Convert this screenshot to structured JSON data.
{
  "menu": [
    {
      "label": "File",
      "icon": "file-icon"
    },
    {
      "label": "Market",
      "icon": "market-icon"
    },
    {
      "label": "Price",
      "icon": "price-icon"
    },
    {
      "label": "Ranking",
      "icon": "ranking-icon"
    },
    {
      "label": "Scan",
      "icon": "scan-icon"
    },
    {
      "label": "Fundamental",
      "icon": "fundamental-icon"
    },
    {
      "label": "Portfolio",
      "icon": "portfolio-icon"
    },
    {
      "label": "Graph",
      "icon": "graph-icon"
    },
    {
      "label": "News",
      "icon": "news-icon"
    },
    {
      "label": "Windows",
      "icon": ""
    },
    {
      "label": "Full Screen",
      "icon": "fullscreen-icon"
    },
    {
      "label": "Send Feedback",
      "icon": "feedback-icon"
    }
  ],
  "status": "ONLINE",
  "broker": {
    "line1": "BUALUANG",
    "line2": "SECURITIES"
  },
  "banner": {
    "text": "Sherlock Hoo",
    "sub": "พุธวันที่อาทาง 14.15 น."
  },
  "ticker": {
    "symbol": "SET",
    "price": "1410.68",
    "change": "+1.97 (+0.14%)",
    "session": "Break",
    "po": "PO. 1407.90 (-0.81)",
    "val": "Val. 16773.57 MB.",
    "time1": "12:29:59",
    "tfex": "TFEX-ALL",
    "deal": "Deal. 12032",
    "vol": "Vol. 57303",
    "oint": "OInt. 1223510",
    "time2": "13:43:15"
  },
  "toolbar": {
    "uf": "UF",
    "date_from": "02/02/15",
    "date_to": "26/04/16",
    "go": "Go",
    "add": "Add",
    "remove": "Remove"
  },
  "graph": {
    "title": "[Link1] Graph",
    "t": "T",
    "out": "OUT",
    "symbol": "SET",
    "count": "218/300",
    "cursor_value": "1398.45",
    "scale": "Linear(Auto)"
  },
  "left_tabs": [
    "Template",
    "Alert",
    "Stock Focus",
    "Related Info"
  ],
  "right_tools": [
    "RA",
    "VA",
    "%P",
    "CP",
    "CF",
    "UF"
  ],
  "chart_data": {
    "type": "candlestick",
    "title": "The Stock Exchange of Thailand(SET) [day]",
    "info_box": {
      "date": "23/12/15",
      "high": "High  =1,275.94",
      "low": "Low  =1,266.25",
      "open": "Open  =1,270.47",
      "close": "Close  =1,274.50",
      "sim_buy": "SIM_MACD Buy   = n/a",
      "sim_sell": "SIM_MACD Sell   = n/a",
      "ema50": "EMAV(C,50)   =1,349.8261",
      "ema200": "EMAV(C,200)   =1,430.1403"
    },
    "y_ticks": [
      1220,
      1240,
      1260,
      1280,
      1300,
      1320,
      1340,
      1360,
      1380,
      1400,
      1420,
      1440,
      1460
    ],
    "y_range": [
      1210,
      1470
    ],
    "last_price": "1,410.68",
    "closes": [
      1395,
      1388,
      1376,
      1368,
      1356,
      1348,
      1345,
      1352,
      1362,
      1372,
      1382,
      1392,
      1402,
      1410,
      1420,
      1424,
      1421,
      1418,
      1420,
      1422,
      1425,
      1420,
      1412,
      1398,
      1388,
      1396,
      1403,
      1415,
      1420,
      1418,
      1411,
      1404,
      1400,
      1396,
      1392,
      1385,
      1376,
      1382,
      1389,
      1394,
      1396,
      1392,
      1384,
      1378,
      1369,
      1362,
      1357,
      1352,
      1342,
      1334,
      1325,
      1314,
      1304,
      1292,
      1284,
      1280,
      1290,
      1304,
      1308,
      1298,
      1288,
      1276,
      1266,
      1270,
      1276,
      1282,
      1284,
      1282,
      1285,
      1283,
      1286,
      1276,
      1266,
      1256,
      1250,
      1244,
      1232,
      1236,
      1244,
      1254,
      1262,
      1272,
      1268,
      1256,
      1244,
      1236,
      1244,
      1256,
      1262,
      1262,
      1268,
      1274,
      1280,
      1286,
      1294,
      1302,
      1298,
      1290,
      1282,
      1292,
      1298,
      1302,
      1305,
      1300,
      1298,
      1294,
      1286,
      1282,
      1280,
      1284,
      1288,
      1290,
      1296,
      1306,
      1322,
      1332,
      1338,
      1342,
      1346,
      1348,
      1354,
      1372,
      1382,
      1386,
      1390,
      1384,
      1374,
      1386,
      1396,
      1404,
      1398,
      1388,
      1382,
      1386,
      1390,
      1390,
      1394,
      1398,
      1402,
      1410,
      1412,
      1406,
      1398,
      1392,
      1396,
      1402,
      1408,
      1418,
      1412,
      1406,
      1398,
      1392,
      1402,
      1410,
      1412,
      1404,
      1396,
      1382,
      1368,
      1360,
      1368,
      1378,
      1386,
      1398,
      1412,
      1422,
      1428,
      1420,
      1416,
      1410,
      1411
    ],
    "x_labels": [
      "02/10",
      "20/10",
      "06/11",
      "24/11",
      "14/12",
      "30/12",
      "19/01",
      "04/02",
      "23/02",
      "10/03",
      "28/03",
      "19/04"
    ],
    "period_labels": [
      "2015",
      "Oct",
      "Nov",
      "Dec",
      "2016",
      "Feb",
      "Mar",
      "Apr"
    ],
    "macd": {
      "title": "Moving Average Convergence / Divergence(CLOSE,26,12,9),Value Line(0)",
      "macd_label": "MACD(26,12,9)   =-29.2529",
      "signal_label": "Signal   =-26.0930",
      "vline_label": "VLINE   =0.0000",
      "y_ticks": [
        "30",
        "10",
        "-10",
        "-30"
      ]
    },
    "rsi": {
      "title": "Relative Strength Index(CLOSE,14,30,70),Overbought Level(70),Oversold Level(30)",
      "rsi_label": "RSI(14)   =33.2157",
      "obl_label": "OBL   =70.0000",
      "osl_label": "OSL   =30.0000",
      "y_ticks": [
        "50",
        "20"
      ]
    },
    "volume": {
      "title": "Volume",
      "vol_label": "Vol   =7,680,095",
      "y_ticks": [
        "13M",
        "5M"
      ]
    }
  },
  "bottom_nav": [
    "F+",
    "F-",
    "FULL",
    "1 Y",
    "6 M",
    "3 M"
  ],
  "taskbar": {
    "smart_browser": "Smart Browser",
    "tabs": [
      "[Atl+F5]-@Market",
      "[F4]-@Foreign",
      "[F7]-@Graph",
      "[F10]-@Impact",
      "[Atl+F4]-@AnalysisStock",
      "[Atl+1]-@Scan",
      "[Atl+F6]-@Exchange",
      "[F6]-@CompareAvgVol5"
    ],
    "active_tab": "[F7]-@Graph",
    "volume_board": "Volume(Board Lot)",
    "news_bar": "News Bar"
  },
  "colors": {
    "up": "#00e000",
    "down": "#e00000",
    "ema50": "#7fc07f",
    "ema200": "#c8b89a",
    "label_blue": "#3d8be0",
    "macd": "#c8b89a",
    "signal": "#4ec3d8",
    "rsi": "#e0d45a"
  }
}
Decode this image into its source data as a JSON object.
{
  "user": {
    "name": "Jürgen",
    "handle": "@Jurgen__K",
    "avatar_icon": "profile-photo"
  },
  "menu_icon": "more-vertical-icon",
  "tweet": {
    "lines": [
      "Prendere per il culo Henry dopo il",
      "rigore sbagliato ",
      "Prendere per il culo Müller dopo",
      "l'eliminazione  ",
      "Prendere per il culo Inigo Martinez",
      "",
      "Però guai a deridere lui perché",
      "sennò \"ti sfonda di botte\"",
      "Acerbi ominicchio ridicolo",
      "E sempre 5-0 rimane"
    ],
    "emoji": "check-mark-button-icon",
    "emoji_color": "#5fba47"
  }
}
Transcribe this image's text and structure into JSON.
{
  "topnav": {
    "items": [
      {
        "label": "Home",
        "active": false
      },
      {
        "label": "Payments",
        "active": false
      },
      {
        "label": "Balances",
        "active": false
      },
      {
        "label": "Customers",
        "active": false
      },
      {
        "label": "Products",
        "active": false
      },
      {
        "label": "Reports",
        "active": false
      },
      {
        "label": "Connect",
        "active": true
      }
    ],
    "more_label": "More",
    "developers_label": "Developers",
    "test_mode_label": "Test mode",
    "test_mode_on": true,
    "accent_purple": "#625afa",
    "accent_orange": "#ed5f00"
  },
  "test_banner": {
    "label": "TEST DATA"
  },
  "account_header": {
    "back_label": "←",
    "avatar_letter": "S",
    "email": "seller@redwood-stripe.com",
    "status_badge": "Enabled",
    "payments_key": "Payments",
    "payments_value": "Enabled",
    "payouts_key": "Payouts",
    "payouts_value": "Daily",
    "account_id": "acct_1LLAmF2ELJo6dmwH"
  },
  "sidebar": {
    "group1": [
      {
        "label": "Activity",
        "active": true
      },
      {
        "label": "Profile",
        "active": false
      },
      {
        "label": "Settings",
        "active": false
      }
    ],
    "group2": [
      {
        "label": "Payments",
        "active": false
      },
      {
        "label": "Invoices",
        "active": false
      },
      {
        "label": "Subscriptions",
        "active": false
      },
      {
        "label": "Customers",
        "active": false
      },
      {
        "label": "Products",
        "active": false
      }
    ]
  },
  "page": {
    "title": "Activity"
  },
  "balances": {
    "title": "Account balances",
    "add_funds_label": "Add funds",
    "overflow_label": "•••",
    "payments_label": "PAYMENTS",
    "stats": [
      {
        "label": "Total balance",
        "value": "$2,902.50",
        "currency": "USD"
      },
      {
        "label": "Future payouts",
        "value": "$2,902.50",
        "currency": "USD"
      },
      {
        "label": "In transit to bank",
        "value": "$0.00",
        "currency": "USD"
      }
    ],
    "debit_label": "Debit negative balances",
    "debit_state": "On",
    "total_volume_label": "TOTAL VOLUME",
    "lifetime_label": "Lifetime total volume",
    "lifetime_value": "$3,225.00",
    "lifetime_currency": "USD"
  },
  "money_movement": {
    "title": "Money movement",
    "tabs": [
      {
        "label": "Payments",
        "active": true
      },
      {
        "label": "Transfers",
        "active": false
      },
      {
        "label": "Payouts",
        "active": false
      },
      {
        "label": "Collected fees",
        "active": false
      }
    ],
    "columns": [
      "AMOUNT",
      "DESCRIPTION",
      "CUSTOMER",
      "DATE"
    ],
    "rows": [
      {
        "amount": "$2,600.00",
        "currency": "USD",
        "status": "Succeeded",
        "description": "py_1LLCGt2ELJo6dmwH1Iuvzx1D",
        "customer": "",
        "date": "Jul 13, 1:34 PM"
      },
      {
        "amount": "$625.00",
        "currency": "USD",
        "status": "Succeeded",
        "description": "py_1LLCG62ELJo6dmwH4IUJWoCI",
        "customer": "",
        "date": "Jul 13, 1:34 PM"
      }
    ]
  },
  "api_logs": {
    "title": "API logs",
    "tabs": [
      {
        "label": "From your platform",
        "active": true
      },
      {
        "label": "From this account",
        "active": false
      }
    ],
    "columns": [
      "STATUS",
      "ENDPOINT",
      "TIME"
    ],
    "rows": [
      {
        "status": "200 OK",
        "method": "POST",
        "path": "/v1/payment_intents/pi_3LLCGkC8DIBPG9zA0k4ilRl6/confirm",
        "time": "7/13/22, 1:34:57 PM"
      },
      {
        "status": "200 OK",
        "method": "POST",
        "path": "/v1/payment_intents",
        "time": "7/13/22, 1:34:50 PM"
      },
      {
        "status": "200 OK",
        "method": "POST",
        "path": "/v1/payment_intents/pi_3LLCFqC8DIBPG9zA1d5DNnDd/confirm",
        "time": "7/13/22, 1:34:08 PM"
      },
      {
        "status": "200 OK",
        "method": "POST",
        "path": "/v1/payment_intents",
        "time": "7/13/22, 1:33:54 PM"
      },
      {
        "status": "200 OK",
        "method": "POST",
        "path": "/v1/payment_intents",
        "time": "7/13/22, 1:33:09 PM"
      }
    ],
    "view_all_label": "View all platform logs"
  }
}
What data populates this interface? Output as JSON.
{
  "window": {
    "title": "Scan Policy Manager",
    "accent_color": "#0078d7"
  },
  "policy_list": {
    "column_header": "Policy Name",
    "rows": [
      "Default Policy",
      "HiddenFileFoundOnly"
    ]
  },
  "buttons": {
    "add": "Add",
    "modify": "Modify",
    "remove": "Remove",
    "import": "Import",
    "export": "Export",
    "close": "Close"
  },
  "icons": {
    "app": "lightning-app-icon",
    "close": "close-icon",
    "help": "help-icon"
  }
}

■ ■ ■ ■

Task details:
Repeat exactly the lines above, starting with the line that contains "What data populates" and ending with the last line, both included, and nothing else.

Full answer:
What data populates this interface? Output as JSON.
{
  "window": {
    "title": "Scan Policy Manager",
    "accent_color": "#0078d7"
  },
  "policy_list": {
    "column_header": "Policy Name",
    "rows": [
      "Default Policy",
      "HiddenFileFoundOnly"
    ]
  },
  "buttons": {
    "add": "Add",
    "modify": "Modify",
    "remove": "Remove",
    "import": "Import",
    "export": "Export",
    "close": "Close"
  },
  "icons": {
    "app": "lightning-app-icon",
    "close": "close-icon",
    "help": "help-icon"
  }
}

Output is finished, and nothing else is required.